-- EXERCISE --
Scan the listing below. Report each line that includes "torpédo".

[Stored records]
** start **

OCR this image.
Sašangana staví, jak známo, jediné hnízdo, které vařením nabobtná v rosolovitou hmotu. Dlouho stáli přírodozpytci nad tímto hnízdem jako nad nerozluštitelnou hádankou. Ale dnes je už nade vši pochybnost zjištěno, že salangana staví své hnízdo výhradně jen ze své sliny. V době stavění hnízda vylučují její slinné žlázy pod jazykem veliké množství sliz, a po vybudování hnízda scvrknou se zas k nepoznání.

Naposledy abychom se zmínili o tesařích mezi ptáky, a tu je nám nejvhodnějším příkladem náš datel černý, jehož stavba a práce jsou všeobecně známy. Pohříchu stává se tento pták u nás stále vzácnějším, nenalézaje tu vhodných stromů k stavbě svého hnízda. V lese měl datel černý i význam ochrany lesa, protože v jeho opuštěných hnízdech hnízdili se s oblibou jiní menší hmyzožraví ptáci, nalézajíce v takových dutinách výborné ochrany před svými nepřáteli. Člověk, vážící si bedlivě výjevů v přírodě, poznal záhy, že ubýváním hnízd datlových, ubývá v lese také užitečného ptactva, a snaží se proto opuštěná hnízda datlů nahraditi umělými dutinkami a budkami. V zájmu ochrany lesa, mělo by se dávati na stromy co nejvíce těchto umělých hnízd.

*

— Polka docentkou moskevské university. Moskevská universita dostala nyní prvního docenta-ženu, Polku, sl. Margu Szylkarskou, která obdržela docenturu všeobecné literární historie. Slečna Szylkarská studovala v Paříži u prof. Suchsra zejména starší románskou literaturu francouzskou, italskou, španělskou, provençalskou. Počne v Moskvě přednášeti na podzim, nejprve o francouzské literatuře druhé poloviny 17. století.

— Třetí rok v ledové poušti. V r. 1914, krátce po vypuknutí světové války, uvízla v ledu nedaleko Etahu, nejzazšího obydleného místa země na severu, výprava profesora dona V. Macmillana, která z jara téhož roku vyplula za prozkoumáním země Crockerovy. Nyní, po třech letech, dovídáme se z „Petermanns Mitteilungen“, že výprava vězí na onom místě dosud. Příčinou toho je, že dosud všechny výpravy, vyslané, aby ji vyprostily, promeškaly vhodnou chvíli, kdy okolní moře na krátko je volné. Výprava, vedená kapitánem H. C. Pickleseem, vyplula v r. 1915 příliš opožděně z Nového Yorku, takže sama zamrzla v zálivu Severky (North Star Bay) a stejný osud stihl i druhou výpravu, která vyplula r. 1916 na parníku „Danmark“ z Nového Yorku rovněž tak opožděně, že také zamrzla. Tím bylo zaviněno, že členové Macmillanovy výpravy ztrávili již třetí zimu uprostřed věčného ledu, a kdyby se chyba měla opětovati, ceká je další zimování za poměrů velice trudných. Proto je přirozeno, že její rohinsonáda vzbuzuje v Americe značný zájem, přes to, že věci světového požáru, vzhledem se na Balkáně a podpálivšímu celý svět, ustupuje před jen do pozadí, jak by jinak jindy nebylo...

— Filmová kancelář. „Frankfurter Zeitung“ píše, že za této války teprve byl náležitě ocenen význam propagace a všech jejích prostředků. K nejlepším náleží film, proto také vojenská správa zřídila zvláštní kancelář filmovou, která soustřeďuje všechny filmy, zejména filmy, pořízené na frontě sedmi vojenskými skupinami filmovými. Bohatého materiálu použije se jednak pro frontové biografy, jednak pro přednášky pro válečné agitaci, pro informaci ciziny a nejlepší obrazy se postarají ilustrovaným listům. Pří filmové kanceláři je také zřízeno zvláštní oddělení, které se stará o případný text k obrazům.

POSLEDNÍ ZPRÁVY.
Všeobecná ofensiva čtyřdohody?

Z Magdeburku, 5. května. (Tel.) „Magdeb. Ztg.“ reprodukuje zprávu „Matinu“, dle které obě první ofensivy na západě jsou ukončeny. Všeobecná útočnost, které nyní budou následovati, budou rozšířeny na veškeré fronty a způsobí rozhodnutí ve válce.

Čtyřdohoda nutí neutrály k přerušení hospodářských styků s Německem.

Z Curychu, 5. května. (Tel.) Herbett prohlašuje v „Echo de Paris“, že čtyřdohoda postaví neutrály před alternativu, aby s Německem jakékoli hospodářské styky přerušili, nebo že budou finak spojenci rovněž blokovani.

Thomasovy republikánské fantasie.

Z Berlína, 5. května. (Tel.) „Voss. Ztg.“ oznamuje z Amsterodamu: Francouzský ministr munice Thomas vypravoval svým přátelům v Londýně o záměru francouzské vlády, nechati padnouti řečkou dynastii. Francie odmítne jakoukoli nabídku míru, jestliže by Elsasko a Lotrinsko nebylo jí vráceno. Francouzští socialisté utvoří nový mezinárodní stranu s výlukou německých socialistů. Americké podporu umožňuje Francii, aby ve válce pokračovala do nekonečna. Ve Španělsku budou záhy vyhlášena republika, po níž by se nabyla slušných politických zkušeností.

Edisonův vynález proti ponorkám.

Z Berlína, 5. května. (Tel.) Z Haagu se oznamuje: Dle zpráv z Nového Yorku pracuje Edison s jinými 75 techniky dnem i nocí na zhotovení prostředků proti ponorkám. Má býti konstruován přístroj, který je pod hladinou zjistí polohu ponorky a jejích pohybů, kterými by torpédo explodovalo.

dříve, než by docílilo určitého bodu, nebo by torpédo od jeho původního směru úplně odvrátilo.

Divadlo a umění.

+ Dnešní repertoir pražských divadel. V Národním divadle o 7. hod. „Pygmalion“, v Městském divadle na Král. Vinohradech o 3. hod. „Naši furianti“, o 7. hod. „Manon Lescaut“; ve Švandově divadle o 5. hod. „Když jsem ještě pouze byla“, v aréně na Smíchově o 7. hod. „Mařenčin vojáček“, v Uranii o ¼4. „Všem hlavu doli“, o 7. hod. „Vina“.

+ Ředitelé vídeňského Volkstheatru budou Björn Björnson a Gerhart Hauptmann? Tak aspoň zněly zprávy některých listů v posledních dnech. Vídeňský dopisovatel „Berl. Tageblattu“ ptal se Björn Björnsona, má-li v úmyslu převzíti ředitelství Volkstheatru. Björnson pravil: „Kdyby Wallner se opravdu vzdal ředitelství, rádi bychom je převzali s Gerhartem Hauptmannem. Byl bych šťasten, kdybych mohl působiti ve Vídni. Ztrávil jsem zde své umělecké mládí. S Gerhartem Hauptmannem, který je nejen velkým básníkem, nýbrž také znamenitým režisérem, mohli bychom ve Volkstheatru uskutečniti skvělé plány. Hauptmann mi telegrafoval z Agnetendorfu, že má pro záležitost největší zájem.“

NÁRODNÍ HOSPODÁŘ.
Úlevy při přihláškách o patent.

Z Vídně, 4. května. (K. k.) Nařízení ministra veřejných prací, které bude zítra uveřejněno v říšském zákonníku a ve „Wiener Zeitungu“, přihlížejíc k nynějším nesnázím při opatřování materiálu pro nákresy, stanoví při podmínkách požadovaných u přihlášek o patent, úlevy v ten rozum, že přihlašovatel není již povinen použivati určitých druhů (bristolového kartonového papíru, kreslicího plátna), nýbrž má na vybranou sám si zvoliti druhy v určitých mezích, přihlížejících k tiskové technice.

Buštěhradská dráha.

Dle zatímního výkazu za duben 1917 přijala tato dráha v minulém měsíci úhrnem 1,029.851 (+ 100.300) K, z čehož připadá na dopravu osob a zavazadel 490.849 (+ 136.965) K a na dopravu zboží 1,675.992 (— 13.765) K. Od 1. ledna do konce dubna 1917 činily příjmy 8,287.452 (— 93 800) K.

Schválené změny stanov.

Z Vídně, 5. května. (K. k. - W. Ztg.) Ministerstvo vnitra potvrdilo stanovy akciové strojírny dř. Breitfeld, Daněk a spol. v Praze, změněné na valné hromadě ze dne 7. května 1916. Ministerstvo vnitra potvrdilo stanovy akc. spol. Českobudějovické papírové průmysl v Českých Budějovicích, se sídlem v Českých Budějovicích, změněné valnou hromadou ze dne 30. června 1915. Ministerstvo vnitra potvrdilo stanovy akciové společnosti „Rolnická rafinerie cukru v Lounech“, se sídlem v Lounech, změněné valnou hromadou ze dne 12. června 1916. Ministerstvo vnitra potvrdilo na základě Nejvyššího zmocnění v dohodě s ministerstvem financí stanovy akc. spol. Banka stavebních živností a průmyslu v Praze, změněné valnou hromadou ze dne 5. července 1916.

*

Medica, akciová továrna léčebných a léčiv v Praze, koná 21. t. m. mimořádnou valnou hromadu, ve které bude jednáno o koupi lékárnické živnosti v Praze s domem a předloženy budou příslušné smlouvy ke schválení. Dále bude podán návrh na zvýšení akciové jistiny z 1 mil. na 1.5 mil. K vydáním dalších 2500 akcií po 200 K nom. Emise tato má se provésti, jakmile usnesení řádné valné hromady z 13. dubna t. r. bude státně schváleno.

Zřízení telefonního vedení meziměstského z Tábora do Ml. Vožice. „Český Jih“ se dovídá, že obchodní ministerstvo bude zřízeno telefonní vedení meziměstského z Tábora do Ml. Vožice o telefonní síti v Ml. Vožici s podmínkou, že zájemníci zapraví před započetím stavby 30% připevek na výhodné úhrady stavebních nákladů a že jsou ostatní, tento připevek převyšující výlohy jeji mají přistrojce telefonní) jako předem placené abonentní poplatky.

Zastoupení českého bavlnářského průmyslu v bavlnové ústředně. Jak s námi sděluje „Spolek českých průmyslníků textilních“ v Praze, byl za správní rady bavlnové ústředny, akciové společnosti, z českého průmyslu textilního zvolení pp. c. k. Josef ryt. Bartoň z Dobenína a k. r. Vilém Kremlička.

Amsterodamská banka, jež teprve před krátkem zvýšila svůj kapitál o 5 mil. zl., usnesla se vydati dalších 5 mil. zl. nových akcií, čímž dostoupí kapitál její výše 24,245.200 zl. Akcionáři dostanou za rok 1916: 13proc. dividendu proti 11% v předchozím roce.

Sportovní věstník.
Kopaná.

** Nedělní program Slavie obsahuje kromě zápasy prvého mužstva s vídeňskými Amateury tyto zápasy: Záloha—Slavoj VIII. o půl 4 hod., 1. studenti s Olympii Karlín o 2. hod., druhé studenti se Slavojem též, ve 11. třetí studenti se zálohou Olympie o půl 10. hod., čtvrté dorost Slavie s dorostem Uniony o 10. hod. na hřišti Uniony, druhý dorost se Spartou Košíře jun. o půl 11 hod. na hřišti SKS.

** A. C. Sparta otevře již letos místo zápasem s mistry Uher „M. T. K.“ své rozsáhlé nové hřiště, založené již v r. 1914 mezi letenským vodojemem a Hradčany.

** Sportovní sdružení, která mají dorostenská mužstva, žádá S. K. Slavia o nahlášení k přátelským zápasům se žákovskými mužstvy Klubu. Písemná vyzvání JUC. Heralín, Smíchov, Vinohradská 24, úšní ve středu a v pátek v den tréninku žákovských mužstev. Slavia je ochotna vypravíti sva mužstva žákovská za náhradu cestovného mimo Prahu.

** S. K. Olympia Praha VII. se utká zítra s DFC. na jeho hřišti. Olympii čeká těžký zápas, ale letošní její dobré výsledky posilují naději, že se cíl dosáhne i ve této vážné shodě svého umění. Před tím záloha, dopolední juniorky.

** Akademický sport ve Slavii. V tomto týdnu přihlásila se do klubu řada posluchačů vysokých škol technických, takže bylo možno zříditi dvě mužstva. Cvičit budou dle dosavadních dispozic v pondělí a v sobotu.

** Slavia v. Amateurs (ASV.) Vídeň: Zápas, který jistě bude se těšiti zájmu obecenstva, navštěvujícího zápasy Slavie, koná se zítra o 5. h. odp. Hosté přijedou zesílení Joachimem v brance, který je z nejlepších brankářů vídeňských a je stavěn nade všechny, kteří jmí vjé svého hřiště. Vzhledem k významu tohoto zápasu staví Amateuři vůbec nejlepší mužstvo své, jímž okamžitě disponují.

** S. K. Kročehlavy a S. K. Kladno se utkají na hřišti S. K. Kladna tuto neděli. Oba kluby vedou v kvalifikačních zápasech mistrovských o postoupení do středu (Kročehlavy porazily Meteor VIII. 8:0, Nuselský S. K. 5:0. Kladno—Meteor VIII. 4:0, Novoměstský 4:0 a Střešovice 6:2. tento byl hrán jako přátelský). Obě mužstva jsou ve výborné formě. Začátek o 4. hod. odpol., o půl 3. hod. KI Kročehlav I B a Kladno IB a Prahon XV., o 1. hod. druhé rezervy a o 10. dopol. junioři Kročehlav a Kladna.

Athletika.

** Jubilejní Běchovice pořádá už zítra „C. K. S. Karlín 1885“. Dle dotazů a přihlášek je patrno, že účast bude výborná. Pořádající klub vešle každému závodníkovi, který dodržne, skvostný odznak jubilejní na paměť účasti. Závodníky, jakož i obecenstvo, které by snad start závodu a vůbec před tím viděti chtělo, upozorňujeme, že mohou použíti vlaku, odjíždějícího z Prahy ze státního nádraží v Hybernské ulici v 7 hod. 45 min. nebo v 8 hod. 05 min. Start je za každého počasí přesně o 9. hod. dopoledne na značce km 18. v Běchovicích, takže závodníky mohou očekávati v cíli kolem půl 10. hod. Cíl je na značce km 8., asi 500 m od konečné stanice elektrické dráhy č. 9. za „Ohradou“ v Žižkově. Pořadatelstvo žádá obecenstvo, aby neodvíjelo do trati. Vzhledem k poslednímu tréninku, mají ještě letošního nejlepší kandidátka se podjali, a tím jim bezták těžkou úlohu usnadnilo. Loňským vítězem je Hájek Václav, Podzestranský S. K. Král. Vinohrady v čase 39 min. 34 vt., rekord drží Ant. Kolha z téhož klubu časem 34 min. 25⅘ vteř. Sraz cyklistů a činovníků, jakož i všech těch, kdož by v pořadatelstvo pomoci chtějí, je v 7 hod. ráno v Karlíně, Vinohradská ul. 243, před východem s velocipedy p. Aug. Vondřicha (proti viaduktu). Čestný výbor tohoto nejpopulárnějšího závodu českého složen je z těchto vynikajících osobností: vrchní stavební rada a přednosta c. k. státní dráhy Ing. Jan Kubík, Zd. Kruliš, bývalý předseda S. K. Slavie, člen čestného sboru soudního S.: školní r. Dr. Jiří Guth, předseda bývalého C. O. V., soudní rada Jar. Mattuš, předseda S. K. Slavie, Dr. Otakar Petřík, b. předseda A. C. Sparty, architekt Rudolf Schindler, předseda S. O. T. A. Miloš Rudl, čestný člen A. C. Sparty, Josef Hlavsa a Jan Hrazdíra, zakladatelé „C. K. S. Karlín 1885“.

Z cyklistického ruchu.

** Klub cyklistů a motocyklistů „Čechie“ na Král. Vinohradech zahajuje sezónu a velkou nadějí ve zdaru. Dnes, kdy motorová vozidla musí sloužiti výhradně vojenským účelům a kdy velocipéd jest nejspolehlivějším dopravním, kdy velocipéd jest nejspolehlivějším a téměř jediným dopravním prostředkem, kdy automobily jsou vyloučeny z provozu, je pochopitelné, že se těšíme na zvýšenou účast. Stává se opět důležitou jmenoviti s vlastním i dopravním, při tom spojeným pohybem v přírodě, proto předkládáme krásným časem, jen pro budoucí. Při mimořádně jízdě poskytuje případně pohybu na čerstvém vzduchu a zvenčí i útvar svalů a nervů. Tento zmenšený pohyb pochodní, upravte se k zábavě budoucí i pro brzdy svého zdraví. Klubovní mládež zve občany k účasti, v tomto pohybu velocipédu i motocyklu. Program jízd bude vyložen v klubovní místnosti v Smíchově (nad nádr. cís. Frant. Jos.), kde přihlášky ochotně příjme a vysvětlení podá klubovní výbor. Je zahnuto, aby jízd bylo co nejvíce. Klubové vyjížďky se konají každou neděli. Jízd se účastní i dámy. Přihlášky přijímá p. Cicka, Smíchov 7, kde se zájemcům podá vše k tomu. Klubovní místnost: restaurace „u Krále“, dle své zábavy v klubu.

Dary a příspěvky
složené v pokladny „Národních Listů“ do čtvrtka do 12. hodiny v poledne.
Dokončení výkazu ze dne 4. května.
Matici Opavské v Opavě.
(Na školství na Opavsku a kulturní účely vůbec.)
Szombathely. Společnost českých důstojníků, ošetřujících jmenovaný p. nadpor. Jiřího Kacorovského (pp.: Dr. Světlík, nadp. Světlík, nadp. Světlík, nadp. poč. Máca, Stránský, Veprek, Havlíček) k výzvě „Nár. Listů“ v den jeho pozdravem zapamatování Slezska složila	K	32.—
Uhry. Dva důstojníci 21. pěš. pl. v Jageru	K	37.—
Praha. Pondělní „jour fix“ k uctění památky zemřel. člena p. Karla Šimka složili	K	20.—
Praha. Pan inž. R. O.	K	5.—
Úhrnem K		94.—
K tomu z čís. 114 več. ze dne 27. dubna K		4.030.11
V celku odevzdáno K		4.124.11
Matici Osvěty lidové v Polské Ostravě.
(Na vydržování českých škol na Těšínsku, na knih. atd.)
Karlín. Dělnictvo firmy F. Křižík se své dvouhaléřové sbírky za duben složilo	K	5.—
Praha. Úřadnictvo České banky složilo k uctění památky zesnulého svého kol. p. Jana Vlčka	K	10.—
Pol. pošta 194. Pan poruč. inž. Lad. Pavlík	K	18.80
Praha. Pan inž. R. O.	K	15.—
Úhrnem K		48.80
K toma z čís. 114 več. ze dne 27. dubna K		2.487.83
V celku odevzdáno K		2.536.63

** end **

-- FINISHED ANSWER --
Z Berlína, 5. května. (Tel.) Z Haagu se oznamuje: Dle zpráv z Nového Yorku pracuje Edison s jinými 75 techniky dnem i nocí na zhotovení prostředků proti ponorkám. Má býti konstruován přístroj, který je pod hladinou zjistí polohu ponorky a jejích pohybů, kterými by torpédo explodovalo.
dříve, než by docílilo určitého bodu, nebo by torpédo od jeho původního směru úplně odvrátilo.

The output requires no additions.